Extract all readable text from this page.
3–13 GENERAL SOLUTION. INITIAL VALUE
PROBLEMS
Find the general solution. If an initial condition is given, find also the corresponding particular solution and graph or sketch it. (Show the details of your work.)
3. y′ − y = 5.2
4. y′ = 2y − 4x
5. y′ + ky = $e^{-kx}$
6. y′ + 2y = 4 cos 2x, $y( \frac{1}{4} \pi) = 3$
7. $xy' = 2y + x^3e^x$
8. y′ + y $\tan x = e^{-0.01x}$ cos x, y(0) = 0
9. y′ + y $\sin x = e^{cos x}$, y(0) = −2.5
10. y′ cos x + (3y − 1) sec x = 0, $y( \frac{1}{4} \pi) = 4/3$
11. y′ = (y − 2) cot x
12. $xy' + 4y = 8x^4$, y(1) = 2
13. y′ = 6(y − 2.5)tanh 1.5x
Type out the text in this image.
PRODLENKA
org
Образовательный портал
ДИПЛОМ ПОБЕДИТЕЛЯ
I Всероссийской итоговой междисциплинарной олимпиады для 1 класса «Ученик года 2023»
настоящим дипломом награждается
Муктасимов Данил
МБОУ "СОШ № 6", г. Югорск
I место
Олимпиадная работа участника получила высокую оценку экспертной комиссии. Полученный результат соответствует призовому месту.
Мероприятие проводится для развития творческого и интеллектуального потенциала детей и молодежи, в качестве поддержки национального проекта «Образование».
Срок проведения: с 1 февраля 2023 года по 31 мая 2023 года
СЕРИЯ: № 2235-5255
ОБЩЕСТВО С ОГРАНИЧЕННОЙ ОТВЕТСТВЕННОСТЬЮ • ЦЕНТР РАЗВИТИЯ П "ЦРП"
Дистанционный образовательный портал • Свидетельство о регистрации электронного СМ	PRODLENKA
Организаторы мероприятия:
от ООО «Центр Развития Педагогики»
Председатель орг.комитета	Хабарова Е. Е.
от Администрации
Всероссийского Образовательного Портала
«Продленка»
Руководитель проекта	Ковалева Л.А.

**Problem to solve:**
Give a single number: the count of lines above that include the word "PRODLENKA".

**Answer below:**
2